UBC Sauder’s rigorous PhD program attracts impactful researchers that drive change in the global marketplace. It prepares students, like Kirk Kristofferson, for ambitious roles, but also provides the framework for academic success in and out of the classroom.

Meet Kirk

Kirk Kristofferson has been producing impactful consumer behaviour research since his days as a PhD student in the Marketing & Behavioural Science Division at UBC Sauder.

Kirk Kristofferson

Back in 2013, Kristofferson co-authored his first paper, on ‘Slacktivism’ - which found that ‘liking’ a campaign on social media may lead to less meaningful support in the real world – in the Journal of Consumer Research. The research garnered positive media attention and helped Kristofferson land a role as Assistant Professor at Arizona State University (ASU).

“At UBC Sauder I was trained to do impactful research and I think we achieved that with this paper,” says Kristofferson. “Non-profit organizations were dedicating significant resources into these types of social media campaigns under the assumption that they led to more meaningful support for the cause.”

“But,” he continues: “We were able to demonstrate they may not be eliciting that support, and could provide insight to non-profits about when and why token support can help them achieve their missions.”

With a family of entrepreneurs and educators, the combination of business and academia was a concept Kristofferson was exposed to throughout his childhood in Gimli, Manitoba


But it took a University of Manitoba (U of M) marketing class with Darren Dahl - now Senior Associate Dean at UBC Sauder and ranked as the second leading marketing researcher in the world by the American

Marketing Association - to spark his interest in consumer behaviour.

“Darren shared his curiosity with me, along with the process that he undertook in his work: Everything from the “less exciting” tasks of data entry to the really cool aspects of experimental design and execution,” recalls Kristofferson. He finished his undergraduate degree in business from the U of M, but it would take eight years in the corporate business world before he would email Prof. Dahl at UBC Sauder and pursue his “love of research”.

→ **Data**:
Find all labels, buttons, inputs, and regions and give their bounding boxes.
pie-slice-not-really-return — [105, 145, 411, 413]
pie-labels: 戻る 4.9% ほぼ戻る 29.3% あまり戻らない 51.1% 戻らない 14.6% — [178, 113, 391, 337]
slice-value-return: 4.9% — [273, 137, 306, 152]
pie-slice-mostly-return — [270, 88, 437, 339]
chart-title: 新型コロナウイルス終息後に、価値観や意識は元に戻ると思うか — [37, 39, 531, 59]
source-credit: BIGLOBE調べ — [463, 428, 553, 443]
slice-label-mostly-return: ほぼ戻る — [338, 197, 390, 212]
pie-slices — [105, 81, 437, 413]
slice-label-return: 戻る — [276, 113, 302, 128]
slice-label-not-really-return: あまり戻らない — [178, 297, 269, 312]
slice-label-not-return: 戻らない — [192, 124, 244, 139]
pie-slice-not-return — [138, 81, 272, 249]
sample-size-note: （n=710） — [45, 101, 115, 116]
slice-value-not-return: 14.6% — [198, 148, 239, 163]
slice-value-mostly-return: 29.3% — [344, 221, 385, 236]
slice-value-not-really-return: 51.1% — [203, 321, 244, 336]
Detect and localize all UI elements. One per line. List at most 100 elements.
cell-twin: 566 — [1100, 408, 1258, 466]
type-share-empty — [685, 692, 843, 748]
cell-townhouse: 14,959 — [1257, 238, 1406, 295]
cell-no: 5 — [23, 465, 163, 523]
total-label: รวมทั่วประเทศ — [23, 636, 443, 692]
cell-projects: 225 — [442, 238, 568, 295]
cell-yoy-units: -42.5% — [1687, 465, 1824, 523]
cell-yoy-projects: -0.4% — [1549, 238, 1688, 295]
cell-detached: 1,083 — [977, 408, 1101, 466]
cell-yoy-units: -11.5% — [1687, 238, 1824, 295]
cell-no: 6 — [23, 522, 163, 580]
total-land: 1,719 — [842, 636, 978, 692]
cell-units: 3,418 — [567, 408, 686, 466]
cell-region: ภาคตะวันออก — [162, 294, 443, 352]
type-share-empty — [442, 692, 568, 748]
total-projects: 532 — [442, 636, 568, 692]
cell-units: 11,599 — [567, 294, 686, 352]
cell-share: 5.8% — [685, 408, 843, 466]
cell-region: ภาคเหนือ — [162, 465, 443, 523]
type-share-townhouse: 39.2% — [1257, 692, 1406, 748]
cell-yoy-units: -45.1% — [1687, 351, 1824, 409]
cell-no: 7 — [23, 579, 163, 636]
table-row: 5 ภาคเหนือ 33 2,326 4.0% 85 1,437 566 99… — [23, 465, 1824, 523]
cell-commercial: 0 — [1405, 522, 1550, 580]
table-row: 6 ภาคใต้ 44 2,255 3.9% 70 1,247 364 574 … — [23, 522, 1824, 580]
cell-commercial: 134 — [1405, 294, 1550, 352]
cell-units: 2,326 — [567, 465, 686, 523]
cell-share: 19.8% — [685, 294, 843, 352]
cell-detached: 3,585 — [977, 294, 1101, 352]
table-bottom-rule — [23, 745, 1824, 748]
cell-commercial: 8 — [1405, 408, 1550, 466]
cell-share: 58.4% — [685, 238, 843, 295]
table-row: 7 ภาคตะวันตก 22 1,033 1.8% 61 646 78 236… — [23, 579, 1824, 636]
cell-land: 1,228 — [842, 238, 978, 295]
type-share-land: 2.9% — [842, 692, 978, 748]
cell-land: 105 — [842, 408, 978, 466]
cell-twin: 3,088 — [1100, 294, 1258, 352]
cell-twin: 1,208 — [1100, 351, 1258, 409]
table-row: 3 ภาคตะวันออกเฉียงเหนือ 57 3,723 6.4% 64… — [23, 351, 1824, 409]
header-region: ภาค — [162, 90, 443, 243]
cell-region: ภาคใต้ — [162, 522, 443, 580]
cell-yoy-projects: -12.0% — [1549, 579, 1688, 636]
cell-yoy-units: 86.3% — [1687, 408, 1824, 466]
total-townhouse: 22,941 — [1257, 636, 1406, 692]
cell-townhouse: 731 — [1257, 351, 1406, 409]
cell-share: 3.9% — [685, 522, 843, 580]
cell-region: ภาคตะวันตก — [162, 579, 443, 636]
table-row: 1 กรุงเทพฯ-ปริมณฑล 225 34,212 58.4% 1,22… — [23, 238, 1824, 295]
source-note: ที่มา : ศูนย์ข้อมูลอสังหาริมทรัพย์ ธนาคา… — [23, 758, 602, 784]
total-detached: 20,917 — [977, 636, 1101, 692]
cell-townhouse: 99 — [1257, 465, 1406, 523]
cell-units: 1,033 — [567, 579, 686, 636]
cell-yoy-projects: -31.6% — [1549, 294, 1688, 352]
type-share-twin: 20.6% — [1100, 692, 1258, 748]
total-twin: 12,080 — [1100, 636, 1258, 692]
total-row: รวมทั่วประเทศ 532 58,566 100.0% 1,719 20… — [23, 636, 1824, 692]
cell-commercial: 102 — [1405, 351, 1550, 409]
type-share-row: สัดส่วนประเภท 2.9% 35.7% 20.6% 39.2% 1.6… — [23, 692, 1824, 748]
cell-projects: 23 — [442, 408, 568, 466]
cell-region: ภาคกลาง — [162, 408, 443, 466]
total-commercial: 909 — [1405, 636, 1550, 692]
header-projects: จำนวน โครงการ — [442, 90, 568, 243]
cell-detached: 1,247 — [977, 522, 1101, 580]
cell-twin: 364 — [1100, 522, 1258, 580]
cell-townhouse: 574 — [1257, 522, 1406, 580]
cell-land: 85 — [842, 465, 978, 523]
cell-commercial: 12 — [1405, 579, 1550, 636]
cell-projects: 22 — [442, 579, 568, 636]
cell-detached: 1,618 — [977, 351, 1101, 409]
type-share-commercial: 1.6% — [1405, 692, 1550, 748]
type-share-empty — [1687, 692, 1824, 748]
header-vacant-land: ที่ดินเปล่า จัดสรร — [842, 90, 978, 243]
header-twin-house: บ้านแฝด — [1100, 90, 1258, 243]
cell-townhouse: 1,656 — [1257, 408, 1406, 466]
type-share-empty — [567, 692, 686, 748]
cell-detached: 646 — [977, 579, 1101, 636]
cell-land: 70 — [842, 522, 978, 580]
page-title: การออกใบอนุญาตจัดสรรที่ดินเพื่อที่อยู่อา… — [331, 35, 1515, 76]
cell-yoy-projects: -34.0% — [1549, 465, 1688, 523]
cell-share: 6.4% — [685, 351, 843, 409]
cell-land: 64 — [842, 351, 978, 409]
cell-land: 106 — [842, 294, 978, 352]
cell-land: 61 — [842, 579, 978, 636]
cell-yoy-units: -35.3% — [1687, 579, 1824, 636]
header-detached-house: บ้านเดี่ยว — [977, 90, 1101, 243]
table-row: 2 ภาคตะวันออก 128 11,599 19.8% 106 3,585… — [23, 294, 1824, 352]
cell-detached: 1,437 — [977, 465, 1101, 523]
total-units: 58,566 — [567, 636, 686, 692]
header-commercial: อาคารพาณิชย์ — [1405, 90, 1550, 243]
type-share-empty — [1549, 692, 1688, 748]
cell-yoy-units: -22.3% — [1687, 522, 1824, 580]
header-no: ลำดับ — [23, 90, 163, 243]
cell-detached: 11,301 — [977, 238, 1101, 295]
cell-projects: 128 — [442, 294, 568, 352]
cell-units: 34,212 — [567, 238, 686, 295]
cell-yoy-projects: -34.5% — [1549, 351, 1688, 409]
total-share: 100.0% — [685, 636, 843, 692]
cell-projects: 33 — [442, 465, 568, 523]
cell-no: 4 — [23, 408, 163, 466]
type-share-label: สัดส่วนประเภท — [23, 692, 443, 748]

→ **Task item**: Carry on the profile of Kirk Kristofferson after its last sentence, about him emailing Prof. Dahl.

→ **Answer to the exercise**:
Working with world class researchers

Darren Dahl

It’s true that the research Kristofferson wanted to pursue “aligned perfectly” with the work of Katherine White and Darren Dahl in UBC Sauder’s Marketing and Behavioural Science Division, which made them optimal PhD advisors. But it was their encouragement to pursue his own ideas that stood out for Kristofferson.

“The highlight of learning from Darren and Kate, specifically, was that they each have their own style and interests, but both encouraged me to explore the questions that were important to me,” he explains. “We were and are a great team.”

In fact, the PhD program at UBC Sauder is designed to foster tightknit relationships between faculty and students, explains Darren Dahl, professor of marketing and behavioural science at UBC Sauder.

“We have a very collegiate program,” he says. “And we have a hope and an expectation that students will work very closely with faculty and with each other with respect to their ideas and their research.”

It was also during his time at UBC Sauder that Kristofferson was first introduced to the case method - a style of teaching, which differs from the traditional lecturing by using real-world case studies. In one course Kristofferson now teaches at ASU, he says he exclusively uses this method with exceptional results.

“The feedback I receive from my students has been very positive,” says Kristofferson. “Were it not for my training in the case method, I would not be as successful in the classroom.

Opening doors to the world

Kristofferson credits his experience at UBC Sauder and the connection with his advisors with not only the opportunity to obtain his role as an assistant professor at a top research university, but also the potential to develop and build a strong research program.

86% of UBC Sauder PhD grads have secured academic placements

One of Kristofferson’s current research topics is understanding the use of virtual reality technology in marketing, and the impact it has on consumers.

“I would not be where I am today without the time and attention that my advisors and the entire marketing department gave me. Doing my PhD at UBC Sauder was the absolute best decision I could have made.”